PROBLEM — Copy each line containing the word "الحلية" from the records that follow, please.

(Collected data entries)
______________________________

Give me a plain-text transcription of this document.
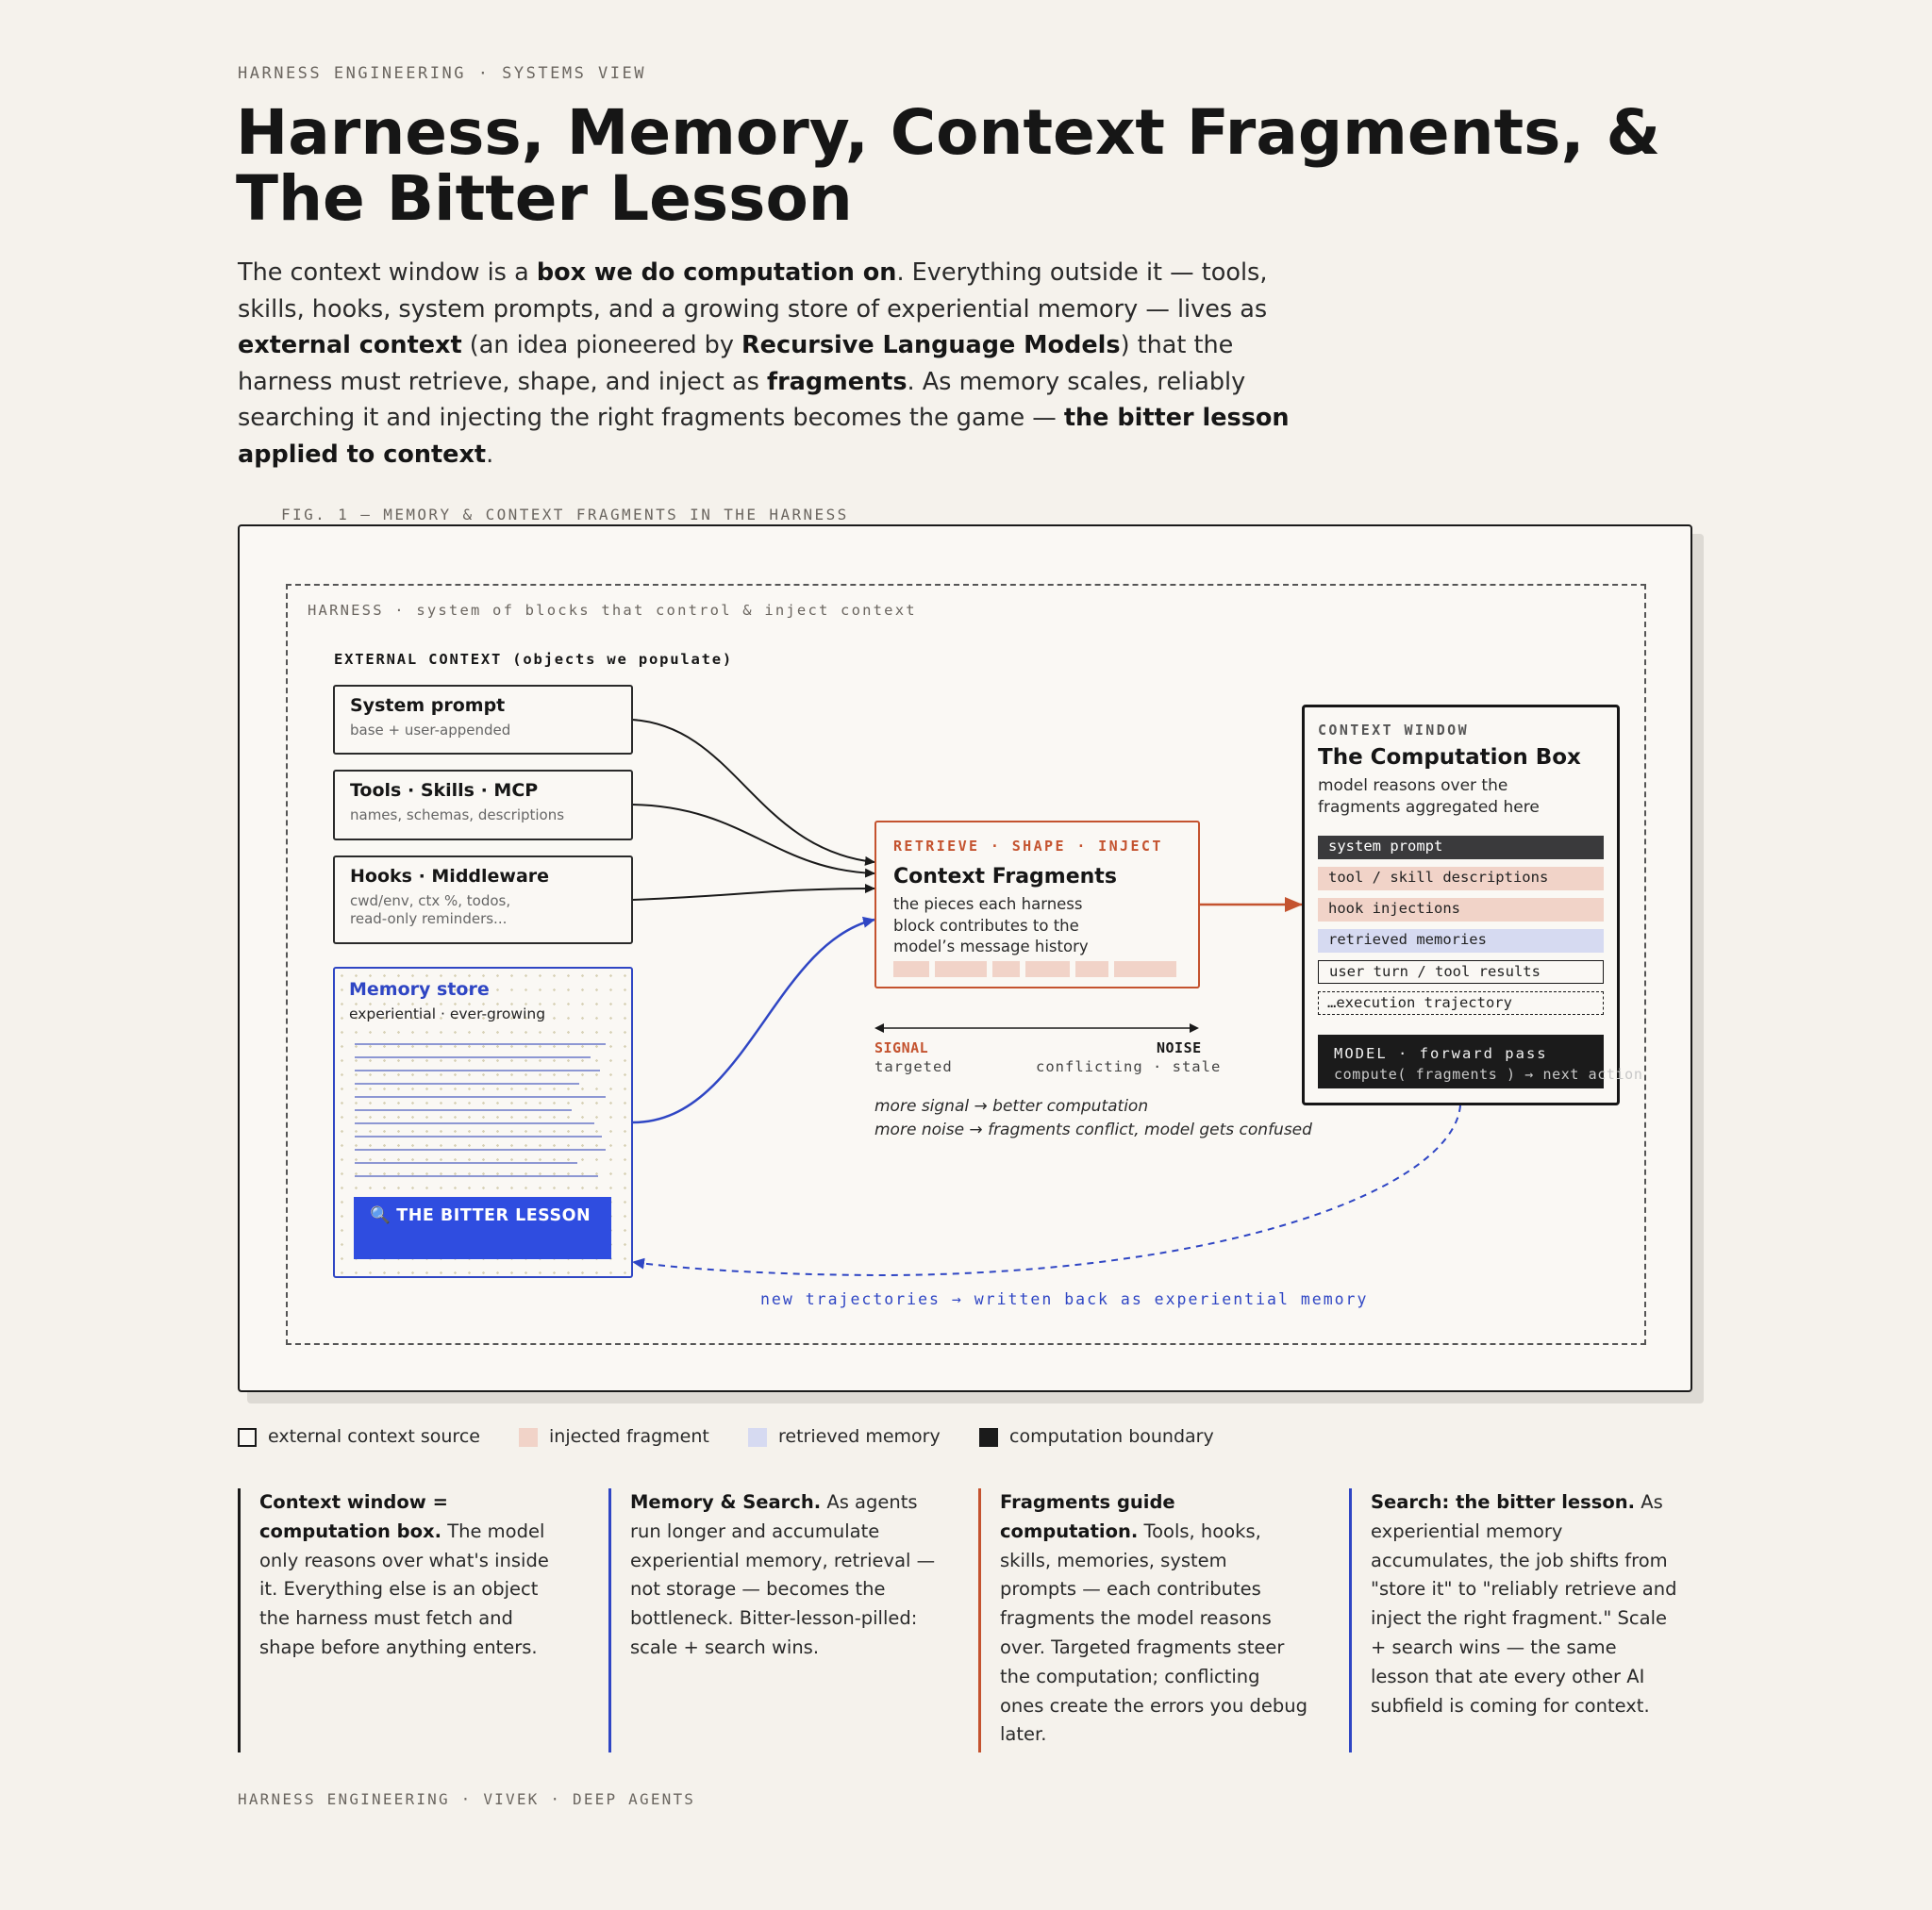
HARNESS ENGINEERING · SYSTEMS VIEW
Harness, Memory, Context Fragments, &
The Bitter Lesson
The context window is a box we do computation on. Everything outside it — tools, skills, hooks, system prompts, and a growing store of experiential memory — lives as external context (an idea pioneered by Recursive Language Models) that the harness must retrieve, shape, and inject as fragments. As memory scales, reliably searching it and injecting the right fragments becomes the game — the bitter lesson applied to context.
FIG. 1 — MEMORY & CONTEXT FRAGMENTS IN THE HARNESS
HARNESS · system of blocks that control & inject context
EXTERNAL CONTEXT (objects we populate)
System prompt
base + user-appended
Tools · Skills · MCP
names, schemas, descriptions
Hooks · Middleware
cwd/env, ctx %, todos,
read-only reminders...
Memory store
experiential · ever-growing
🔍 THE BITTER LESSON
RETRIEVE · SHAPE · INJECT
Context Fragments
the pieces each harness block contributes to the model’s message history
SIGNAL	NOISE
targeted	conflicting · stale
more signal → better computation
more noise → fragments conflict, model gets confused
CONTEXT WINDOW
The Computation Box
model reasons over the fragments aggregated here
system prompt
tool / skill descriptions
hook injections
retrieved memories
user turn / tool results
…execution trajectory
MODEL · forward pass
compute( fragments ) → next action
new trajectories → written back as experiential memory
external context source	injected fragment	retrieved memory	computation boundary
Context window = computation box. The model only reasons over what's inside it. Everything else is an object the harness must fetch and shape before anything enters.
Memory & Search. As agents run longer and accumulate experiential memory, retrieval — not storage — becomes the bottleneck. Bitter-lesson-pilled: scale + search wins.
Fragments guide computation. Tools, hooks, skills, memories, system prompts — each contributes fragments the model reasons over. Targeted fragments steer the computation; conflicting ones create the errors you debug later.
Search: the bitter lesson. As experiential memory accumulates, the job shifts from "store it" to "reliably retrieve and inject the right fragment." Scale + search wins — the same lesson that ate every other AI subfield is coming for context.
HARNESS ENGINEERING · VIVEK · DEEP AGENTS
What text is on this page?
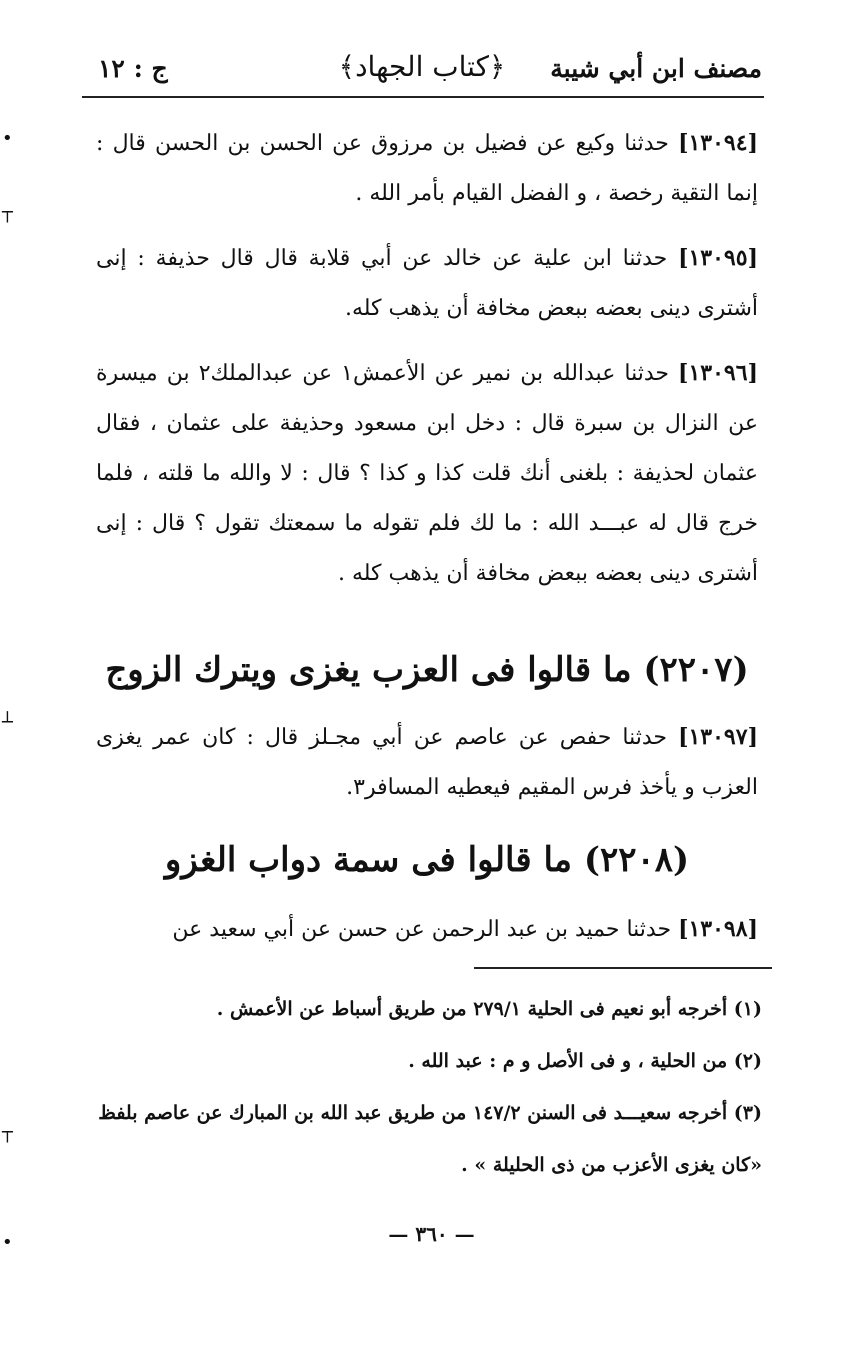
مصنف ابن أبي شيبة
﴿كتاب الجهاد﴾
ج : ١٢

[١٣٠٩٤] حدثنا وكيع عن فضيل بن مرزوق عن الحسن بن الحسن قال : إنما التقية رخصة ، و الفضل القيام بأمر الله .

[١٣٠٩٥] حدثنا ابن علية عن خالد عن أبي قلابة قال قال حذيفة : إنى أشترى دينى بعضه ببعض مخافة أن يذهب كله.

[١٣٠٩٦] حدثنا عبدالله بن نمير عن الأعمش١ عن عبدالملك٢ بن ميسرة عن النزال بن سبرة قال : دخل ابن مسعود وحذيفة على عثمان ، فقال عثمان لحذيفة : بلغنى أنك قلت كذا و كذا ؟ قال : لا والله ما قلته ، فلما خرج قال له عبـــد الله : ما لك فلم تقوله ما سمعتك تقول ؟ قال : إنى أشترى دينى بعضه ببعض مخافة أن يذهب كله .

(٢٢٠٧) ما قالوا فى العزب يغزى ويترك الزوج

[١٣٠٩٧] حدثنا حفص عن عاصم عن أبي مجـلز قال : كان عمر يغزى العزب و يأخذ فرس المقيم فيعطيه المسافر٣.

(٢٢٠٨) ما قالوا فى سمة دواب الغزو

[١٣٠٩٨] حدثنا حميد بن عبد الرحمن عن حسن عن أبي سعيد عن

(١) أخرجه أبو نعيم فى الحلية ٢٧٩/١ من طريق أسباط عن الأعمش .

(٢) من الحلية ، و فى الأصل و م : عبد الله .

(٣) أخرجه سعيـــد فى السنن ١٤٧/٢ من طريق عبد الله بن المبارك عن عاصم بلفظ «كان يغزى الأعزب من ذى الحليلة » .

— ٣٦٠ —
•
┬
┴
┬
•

______________________________

COMPLETE ANSWER —
(١) أخرجه أبو نعيم فى الحلية ٢٧٩/١ من طريق أسباط عن الأعمش .
(٢) من الحلية ، و فى الأصل و م : عبد الله .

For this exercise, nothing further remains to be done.